» **REQUIRED TASK**
Below are the records; pull every line that includes "color".

[Begin]

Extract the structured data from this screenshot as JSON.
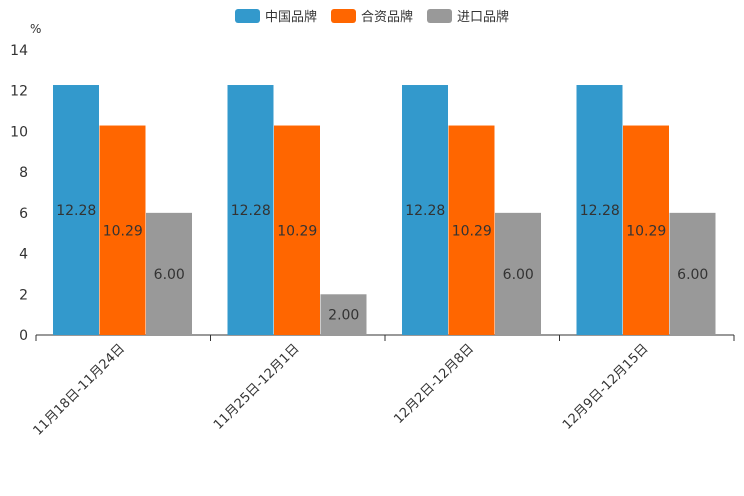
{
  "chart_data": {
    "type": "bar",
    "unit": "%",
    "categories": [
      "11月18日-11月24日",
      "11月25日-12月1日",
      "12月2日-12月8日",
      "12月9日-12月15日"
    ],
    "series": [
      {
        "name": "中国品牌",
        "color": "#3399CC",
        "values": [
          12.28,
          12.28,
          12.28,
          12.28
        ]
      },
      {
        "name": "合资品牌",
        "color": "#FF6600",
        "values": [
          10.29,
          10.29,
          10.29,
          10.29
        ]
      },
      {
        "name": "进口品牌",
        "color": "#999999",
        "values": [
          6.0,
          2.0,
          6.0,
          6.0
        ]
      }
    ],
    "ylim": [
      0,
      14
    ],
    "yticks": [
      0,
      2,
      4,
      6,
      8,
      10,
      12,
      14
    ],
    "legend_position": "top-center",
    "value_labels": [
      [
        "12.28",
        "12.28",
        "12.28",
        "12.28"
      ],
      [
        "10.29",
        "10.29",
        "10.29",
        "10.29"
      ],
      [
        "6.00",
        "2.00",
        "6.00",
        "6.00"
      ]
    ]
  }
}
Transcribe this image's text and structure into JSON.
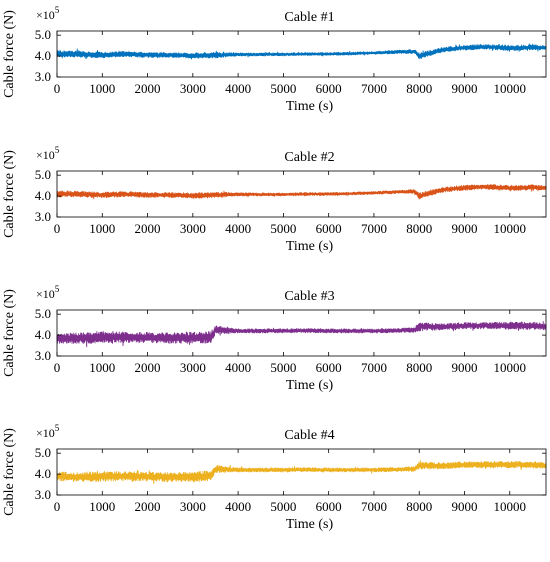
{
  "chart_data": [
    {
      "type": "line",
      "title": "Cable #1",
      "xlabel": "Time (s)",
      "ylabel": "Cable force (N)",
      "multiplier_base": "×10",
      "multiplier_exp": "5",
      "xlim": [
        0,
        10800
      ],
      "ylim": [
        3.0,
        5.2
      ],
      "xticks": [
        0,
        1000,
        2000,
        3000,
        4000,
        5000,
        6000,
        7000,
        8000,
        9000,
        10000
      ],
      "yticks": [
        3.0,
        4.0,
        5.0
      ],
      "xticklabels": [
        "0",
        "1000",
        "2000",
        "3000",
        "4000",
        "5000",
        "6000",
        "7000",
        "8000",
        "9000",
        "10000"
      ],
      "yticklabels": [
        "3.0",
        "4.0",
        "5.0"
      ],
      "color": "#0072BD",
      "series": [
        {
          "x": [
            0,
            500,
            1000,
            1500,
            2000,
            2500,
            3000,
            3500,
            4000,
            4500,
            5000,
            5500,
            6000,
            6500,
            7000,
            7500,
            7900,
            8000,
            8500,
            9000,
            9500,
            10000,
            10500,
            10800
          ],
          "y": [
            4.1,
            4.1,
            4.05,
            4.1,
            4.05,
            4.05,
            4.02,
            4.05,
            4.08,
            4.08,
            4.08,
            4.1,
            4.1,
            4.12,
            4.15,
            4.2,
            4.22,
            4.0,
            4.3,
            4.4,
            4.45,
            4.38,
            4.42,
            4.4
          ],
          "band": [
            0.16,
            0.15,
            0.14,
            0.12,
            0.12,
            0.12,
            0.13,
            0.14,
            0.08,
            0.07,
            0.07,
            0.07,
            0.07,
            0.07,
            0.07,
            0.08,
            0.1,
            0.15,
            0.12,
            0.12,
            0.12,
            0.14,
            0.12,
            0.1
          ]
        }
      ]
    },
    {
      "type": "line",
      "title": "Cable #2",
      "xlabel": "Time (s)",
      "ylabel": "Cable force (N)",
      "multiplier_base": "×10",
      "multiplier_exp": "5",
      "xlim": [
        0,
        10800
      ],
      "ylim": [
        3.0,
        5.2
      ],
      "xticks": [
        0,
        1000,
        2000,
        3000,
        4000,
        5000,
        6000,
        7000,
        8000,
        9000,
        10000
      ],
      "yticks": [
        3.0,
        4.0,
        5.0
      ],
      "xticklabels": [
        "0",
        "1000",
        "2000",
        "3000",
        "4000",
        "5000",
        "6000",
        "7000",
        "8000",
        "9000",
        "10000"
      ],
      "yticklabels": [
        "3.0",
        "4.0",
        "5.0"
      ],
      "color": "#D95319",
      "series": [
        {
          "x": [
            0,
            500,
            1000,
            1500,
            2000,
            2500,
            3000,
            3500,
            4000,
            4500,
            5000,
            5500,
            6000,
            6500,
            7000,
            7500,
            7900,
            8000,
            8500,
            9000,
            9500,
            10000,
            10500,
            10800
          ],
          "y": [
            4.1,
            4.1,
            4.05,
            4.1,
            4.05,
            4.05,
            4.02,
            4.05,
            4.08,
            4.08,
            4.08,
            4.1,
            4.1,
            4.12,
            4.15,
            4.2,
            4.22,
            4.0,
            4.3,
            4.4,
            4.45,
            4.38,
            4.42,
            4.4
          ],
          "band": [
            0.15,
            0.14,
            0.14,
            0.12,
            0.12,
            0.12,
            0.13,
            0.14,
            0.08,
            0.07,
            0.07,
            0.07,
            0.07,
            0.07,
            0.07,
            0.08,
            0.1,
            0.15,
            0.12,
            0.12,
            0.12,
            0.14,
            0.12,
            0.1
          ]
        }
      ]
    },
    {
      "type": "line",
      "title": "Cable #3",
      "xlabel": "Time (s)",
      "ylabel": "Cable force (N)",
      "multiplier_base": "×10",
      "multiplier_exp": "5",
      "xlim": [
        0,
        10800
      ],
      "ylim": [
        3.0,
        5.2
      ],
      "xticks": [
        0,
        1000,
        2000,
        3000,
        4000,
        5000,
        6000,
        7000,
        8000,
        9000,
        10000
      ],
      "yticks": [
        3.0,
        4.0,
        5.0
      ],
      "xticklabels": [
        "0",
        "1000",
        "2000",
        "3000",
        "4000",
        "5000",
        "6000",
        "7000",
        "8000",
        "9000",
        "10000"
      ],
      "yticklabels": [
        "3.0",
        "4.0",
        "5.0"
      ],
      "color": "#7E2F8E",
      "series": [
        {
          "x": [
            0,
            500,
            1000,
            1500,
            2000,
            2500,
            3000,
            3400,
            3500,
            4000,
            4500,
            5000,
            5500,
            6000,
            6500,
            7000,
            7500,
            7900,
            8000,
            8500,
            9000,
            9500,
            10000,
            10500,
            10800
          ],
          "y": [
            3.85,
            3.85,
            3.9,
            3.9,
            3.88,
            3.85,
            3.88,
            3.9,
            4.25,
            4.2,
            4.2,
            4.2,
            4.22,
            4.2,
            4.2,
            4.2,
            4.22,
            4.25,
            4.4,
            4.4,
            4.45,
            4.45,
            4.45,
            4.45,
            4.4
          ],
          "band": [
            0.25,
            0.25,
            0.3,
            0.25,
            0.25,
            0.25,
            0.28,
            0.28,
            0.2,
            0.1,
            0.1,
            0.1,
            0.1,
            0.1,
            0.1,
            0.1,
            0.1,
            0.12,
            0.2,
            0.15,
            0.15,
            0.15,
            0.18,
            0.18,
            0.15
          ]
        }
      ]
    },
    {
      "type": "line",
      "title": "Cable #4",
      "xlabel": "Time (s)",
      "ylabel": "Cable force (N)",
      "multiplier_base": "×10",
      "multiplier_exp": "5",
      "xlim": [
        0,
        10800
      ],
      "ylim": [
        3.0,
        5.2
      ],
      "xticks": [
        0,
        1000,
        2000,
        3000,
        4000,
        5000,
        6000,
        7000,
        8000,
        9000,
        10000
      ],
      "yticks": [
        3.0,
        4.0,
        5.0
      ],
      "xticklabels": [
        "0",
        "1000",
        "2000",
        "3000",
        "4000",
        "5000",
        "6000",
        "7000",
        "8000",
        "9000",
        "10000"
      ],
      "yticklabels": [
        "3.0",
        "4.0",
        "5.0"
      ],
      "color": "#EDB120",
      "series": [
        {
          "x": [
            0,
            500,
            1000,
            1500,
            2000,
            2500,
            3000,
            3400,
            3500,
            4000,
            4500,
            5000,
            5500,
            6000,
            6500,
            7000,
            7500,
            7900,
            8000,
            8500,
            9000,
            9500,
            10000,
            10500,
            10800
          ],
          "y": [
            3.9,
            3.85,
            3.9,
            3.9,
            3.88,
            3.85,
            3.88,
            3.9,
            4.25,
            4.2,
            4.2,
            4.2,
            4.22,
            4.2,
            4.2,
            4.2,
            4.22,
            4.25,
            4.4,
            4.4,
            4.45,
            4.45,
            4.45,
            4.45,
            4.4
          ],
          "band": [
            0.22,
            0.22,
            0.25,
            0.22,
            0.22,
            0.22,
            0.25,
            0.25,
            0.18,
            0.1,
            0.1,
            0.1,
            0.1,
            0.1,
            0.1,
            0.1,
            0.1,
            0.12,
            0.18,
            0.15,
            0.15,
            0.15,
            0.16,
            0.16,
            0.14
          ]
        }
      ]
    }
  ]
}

[End]

» **ANSWER FOR THIS EXERCISE**
        "color": "#3399CC",
        "color": "#FF6600",
        "color": "#999999",
      "color": "#0072BD",
      "color": "#D95319",
      "color": "#7E2F8E",
      "color": "#EDB120",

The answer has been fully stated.